### Exercise
Pick out every line of the material below that contains the string "Publication", and copy each of those lines in full.

Items from a dataset:

-- BEGIN --

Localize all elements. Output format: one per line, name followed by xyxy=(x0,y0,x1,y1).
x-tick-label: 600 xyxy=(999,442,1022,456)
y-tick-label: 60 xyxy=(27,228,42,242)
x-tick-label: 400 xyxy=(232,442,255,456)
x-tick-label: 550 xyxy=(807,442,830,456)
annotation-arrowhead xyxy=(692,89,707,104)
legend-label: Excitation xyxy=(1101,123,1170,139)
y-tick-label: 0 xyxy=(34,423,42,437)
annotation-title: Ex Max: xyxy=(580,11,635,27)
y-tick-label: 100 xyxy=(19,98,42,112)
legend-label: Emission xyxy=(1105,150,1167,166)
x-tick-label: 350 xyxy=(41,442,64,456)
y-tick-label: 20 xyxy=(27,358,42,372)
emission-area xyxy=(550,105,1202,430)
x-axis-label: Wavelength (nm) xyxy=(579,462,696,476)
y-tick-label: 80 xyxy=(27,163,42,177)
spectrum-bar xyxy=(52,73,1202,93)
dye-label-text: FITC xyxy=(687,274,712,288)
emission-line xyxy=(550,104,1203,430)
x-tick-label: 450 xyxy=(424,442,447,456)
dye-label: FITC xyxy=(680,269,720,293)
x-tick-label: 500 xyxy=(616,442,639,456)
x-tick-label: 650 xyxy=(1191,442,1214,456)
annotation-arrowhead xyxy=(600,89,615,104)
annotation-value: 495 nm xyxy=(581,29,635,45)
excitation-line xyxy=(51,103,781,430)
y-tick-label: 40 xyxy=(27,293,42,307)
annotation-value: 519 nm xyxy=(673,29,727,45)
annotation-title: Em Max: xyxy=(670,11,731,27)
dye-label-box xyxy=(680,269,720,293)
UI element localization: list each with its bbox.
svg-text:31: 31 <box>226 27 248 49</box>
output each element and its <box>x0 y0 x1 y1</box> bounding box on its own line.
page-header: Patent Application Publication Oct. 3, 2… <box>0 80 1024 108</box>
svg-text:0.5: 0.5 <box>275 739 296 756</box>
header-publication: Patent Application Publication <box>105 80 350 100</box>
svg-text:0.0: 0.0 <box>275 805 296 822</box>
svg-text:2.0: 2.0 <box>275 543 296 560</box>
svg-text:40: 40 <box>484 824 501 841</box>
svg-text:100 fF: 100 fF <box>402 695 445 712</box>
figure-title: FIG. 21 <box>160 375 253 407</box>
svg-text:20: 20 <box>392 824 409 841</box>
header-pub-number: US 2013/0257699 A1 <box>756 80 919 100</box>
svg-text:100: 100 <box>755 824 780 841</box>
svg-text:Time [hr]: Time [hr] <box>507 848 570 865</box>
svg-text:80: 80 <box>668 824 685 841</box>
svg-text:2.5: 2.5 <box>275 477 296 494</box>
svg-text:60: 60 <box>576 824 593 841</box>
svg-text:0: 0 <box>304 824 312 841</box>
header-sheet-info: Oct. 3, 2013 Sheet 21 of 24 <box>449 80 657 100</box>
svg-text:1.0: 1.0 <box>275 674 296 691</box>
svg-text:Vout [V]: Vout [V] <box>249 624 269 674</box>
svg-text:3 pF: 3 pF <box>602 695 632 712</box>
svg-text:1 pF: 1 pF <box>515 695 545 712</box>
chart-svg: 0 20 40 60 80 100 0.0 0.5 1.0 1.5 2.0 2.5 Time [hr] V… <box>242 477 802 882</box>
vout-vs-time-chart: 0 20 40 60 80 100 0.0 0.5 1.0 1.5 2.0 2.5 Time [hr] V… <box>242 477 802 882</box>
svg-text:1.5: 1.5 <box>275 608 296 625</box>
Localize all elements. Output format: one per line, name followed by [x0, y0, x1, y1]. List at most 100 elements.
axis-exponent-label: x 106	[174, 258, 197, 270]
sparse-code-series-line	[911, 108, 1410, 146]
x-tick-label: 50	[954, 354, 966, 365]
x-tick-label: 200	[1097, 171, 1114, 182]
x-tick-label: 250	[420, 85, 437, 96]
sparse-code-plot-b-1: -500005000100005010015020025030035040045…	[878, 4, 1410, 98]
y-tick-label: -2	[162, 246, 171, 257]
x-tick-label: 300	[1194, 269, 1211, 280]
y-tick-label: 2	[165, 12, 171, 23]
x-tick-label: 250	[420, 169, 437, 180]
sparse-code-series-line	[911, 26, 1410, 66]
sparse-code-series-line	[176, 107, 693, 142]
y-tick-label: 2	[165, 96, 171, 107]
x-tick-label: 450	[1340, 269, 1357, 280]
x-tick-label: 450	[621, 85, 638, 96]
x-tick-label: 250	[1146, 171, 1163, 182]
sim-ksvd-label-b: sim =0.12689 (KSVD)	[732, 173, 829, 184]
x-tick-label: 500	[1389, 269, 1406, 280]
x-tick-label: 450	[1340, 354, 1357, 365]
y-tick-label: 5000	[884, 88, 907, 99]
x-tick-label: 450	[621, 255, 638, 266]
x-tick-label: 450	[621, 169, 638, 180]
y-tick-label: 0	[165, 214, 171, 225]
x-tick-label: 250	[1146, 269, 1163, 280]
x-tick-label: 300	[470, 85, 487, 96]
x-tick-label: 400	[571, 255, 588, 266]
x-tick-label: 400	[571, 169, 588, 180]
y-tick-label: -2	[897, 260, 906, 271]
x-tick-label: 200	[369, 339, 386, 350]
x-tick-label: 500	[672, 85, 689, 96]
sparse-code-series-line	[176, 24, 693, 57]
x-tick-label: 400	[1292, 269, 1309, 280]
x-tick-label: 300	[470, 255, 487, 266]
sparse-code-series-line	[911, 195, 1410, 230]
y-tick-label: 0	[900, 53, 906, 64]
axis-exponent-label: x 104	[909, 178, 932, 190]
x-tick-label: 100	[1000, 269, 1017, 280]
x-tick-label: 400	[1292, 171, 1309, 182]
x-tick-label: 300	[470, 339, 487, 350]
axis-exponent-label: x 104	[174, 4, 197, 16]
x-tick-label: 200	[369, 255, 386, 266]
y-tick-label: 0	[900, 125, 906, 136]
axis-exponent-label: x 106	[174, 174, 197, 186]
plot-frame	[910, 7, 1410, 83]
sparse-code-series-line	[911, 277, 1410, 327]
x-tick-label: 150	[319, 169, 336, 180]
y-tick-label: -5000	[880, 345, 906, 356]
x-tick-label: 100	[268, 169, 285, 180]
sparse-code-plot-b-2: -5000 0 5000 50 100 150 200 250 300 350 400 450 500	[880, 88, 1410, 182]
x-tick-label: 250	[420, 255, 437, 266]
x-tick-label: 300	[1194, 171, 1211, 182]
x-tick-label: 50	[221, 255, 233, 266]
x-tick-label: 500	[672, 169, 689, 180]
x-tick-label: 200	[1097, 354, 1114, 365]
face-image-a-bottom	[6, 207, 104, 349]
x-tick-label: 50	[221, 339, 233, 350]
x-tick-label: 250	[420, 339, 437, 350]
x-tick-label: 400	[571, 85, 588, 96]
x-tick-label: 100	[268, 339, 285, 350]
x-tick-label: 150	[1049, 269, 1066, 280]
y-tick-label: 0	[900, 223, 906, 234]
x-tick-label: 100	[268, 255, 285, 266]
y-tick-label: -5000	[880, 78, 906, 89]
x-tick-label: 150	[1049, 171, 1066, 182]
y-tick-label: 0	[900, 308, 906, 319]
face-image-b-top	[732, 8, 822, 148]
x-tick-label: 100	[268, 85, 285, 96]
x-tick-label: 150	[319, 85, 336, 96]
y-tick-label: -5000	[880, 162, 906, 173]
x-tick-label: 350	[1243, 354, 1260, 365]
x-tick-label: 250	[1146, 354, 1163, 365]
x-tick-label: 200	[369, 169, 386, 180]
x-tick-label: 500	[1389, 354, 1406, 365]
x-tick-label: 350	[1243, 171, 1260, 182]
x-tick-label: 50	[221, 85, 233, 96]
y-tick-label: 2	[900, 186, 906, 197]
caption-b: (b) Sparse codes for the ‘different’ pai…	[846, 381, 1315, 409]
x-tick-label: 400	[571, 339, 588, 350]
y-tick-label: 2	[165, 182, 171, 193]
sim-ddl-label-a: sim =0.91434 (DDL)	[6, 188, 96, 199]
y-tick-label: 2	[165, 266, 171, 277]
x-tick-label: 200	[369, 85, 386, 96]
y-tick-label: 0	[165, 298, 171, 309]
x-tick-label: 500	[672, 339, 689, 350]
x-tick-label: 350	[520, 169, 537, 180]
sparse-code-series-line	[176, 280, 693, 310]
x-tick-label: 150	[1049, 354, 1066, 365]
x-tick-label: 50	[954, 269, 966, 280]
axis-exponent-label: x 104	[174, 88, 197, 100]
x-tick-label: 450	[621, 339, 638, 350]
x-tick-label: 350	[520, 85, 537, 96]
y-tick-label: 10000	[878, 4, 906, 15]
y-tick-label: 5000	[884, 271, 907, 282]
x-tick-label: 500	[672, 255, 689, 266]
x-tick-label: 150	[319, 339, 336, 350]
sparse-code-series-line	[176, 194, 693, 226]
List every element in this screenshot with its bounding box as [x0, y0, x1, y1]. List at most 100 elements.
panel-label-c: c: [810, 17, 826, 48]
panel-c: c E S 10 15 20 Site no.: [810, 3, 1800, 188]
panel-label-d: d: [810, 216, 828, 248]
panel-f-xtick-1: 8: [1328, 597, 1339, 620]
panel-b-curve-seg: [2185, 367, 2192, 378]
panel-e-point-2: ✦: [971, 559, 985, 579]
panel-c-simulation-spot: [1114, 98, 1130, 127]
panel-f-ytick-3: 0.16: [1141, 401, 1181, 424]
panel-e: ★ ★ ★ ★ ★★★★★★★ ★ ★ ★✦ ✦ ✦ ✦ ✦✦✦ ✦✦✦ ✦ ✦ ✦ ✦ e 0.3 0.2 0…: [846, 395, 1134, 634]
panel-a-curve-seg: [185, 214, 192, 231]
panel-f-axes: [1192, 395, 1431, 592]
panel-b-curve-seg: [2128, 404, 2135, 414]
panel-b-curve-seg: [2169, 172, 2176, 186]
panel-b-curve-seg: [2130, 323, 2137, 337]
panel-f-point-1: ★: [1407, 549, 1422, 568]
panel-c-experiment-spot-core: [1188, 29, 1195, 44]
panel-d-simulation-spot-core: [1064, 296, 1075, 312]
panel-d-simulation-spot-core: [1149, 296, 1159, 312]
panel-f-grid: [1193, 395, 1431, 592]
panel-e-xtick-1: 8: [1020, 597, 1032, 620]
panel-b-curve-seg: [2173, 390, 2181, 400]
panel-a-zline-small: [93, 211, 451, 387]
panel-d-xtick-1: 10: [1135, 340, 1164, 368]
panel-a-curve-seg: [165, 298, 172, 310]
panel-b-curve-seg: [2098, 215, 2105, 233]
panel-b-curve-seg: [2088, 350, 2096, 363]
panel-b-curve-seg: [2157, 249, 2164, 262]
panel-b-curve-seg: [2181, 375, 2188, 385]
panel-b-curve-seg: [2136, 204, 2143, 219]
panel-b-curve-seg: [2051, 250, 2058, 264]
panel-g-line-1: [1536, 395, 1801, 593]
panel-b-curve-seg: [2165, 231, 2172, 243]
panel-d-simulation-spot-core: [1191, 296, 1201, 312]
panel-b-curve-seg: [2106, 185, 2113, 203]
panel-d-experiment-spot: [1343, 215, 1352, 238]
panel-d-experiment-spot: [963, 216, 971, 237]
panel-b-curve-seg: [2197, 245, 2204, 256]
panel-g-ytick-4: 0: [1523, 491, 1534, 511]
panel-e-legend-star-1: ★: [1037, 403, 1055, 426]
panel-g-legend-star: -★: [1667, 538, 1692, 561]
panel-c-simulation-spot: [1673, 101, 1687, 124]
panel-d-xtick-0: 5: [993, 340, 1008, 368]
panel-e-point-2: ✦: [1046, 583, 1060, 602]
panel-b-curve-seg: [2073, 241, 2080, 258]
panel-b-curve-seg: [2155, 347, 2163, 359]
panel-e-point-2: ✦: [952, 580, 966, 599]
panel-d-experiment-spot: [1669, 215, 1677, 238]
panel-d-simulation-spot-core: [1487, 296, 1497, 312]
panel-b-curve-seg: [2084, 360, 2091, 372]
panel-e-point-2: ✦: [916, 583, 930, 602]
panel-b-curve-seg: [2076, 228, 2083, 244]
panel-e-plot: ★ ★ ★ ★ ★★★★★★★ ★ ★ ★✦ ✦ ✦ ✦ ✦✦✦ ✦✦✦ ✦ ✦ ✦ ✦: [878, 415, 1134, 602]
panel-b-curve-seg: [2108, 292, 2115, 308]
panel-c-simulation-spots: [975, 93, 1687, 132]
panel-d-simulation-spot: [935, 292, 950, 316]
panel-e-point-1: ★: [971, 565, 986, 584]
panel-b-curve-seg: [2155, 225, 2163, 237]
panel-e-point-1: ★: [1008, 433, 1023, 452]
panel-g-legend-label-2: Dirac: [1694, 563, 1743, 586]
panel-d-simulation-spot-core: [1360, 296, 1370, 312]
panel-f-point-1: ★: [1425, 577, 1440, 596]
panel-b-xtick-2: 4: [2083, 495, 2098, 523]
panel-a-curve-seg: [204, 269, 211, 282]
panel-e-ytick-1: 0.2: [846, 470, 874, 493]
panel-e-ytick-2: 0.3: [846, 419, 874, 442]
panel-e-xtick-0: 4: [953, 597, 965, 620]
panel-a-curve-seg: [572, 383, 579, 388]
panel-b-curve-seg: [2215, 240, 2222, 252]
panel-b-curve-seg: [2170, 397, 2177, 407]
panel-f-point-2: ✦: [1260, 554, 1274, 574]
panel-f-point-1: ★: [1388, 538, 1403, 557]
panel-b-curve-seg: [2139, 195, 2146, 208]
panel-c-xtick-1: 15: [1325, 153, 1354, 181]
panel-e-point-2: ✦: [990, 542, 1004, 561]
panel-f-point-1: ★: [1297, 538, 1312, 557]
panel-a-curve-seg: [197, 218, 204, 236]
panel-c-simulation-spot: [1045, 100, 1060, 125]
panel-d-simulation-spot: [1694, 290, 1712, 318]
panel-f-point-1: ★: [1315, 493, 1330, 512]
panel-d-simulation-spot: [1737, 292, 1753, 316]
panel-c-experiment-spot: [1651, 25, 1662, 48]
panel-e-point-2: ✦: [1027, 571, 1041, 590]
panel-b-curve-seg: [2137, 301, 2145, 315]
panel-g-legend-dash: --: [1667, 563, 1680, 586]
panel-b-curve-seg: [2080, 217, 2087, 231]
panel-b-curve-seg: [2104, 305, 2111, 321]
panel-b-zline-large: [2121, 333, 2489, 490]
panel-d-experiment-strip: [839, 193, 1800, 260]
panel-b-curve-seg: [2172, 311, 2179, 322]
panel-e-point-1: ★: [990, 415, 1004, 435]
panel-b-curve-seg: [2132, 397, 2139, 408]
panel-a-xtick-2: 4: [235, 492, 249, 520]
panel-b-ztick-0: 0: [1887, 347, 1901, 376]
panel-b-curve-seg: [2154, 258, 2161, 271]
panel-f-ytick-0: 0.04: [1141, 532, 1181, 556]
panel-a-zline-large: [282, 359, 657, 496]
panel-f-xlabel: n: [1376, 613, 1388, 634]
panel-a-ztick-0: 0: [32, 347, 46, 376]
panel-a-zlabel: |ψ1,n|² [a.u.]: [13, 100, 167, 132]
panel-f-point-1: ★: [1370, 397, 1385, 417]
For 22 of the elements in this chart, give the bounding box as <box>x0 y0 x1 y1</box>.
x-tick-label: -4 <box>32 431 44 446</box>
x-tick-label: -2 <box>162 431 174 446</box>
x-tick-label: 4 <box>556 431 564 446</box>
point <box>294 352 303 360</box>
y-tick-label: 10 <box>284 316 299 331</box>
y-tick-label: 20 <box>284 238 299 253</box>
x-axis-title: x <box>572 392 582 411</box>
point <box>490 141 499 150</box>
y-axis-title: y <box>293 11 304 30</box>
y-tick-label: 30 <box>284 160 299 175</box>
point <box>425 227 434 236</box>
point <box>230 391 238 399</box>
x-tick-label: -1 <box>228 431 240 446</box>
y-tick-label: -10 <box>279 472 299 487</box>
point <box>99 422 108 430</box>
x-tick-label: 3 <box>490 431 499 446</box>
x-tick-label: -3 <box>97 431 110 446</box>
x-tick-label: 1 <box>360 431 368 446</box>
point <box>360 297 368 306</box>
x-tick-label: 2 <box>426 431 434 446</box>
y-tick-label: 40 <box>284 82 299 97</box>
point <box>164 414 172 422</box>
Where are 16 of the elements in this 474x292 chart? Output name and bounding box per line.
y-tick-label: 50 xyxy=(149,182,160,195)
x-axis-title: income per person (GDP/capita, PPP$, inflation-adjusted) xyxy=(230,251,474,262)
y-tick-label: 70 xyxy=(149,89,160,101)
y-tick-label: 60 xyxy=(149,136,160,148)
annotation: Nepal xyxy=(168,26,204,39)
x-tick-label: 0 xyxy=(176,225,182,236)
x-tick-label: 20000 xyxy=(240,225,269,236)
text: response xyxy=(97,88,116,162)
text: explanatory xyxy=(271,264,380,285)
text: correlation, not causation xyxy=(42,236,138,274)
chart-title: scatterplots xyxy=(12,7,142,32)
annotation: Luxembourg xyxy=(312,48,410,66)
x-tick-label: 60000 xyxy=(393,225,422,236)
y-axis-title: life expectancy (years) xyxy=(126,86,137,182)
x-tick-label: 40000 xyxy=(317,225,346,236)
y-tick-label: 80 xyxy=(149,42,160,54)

-- END --

### Full answer
page-header: Patent Application Publication Oct. 3, 2… <box>0 80 1024 108</box>
header-publication: Patent Application Publication <box>105 80 350 100</box>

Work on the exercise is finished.